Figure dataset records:

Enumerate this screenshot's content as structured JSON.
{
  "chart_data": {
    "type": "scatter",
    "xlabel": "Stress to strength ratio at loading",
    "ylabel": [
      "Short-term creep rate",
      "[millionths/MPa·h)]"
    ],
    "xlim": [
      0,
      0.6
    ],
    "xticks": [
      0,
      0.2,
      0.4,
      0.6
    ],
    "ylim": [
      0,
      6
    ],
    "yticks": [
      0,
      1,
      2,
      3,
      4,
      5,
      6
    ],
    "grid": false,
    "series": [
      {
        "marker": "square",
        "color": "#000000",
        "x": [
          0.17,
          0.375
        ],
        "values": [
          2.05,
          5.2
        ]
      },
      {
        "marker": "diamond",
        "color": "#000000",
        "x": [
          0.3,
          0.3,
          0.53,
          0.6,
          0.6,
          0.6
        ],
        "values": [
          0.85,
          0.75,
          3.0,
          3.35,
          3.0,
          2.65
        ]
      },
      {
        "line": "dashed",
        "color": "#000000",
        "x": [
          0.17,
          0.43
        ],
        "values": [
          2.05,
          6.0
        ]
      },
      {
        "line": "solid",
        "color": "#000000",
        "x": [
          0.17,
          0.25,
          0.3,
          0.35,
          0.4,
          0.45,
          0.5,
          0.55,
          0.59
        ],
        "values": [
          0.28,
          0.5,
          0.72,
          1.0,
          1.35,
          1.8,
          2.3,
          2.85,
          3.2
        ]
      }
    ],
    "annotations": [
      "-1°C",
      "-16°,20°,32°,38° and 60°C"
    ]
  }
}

GIVEN INSTRUCTION: Restate all of the entries above precisely.

COMPLETED TASK:
Enumerate this screenshot's content as structured JSON.
{
  "chart_data": {
    "type": "scatter",
    "xlabel": "Stress to strength ratio at loading",
    "ylabel": [
      "Short-term creep rate",
      "[millionths/MPa·h)]"
    ],
    "xlim": [
      0,
      0.6
    ],
    "xticks": [
      0,
      0.2,
      0.4,
      0.6
    ],
    "ylim": [
      0,
      6
    ],
    "yticks": [
      0,
      1,
      2,
      3,
      4,
      5,
      6
    ],
    "grid": false,
    "series": [
      {
        "marker": "square",
        "color": "#000000",
        "x": [
          0.17,
          0.375
        ],
        "values": [
          2.05,
          5.2
        ]
      },
      {
        "marker": "diamond",
        "color": "#000000",
        "x": [
          0.3,
          0.3,
          0.53,
          0.6,
          0.6,
          0.6
        ],
        "values": [
          0.85,
          0.75,
          3.0,
          3.35,
          3.0,
          2.65
        ]
      },
      {
        "line": "dashed",
        "color": "#000000",
        "x": [
          0.17,
          0.43
        ],
        "values": [
          2.05,
          6.0
        ]
      },
      {
        "line": "solid",
        "color": "#000000",
        "x": [
          0.17,
          0.25,
          0.3,
          0.35,
          0.4,
          0.45,
          0.5,
          0.55,
          0.59
        ],
        "values": [
          0.28,
          0.5,
          0.72,
          1.0,
          1.35,
          1.8,
          2.3,
          2.85,
          3.2
        ]
      }
    ],
    "annotations": [
      "-1°C",
      "-16°,20°,32°,38° and 60°C"
    ]
  }
}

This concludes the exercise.